───── DATASET RECORDS
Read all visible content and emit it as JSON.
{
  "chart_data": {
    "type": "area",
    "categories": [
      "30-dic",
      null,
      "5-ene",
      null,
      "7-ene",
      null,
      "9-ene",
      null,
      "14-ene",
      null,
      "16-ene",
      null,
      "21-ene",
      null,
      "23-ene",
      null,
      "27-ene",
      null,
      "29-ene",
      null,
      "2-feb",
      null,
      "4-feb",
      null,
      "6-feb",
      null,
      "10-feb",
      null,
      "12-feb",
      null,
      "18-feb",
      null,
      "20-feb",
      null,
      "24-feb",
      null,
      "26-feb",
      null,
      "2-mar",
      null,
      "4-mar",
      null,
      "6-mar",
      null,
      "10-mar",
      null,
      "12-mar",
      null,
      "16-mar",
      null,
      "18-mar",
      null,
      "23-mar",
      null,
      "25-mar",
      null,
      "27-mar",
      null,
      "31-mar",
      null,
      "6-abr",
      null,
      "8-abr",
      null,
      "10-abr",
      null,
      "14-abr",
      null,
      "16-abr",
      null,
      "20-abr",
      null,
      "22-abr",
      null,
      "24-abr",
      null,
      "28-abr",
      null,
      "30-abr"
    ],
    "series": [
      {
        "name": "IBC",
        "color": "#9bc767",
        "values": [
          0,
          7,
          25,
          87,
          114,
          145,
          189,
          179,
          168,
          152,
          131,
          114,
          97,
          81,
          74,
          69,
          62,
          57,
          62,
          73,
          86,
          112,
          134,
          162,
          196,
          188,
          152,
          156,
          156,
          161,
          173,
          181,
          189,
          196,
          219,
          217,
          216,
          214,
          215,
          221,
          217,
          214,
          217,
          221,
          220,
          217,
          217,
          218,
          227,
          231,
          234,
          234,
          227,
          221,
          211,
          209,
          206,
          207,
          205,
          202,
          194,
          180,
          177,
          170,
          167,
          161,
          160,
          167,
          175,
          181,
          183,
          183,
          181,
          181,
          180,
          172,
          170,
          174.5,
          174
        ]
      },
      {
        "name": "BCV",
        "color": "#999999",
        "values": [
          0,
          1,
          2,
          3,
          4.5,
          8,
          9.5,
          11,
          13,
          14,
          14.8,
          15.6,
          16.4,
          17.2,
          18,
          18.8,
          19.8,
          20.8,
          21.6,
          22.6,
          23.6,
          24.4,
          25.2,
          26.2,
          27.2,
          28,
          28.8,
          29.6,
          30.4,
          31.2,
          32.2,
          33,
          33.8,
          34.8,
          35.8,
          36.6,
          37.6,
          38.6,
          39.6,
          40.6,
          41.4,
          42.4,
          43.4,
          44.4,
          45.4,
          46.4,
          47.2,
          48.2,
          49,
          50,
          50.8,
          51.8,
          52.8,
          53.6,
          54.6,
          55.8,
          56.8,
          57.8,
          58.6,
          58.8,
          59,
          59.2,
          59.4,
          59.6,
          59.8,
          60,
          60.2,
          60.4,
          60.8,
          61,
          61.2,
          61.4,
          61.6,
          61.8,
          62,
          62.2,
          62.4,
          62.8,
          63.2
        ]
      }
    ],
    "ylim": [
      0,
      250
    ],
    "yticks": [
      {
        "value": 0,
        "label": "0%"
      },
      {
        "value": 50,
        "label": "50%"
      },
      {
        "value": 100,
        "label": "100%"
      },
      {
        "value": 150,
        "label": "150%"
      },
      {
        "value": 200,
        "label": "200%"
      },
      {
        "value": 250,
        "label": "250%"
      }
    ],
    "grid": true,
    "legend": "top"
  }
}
──────────
## [INSTRUCTIONS TO FOLLOW]
Give all the entries again exactly; leave none out.

## [RESPONSE TO THIS TASK]
Read all visible content and emit it as JSON.
{
  "chart_data": {
    "type": "area",
    "categories": [
      "30-dic",
      null,
      "5-ene",
      null,
      "7-ene",
      null,
      "9-ene",
      null,
      "14-ene",
      null,
      "16-ene",
      null,
      "21-ene",
      null,
      "23-ene",
      null,
      "27-ene",
      null,
      "29-ene",
      null,
      "2-feb",
      null,
      "4-feb",
      null,
      "6-feb",
      null,
      "10-feb",
      null,
      "12-feb",
      null,
      "18-feb",
      null,
      "20-feb",
      null,
      "24-feb",
      null,
      "26-feb",
      null,
      "2-mar",
      null,
      "4-mar",
      null,
      "6-mar",
      null,
      "10-mar",
      null,
      "12-mar",
      null,
      "16-mar",
      null,
      "18-mar",
      null,
      "23-mar",
      null,
      "25-mar",
      null,
      "27-mar",
      null,
      "31-mar",
      null,
      "6-abr",
      null,
      "8-abr",
      null,
      "10-abr",
      null,
      "14-abr",
      null,
      "16-abr",
      null,
      "20-abr",
      null,
      "22-abr",
      null,
      "24-abr",
      null,
      "28-abr",
      null,
      "30-abr"
    ],
    "series": [
      {
        "name": "IBC",
        "color": "#9bc767",
        "values": [
          0,
          7,
          25,
          87,
          114,
          145,
          189,
          179,
          168,
          152,
          131,
          114,
          97,
          81,
          74,
          69,
          62,
          57,
          62,
          73,
          86,
          112,
          134,
          162,
          196,
          188,
          152,
          156,
          156,
          161,
          173,
          181,
          189,
          196,
          219,
          217,
          216,
          214,
          215,
          221,
          217,
          214,
          217,
          221,
          220,
          217,
          217,
          218,
          227,
          231,
          234,
          234,
          227,
          221,
          211,
          209,
          206,
          207,
          205,
          202,
          194,
          180,
          177,
          170,
          167,
          161,
          160,
          167,
          175,
          181,
          183,
          183,
          181,
          181,
          180,
          172,
          170,
          174.5,
          174
        ]
      },
      {
        "name": "BCV",
        "color": "#999999",
        "values": [
          0,
          1,
          2,
          3,
          4.5,
          8,
          9.5,
          11,
          13,
          14,
          14.8,
          15.6,
          16.4,
          17.2,
          18,
          18.8,
          19.8,
          20.8,
          21.6,
          22.6,
          23.6,
          24.4,
          25.2,
          26.2,
          27.2,
          28,
          28.8,
          29.6,
          30.4,
          31.2,
          32.2,
          33,
          33.8,
          34.8,
          35.8,
          36.6,
          37.6,
          38.6,
          39.6,
          40.6,
          41.4,
          42.4,
          43.4,
          44.4,
          45.4,
          46.4,
          47.2,
          48.2,
          49,
          50,
          50.8,
          51.8,
          52.8,
          53.6,
          54.6,
          55.8,
          56.8,
          57.8,
          58.6,
          58.8,
          59,
          59.2,
          59.4,
          59.6,
          59.8,
          60,
          60.2,
          60.4,
          60.8,
          61,
          61.2,
          61.4,
          61.6,
          61.8,
          62,
          62.2,
          62.4,
          62.8,
          63.2
        ]
      }
    ],
    "ylim": [
      0,
      250
    ],
    "yticks": [
      {
        "value": 0,
        "label": "0%"
      },
      {
        "value": 50,
        "label": "50%"
      },
      {
        "value": 100,
        "label": "100%"
      },
      {
        "value": 150,
        "label": "150%"
      },
      {
        "value": 200,
        "label": "200%"
      },
      {
        "value": 250,
        "label": "250%"
      }
    ],
    "grid": true,
    "legend": "top"
  }
}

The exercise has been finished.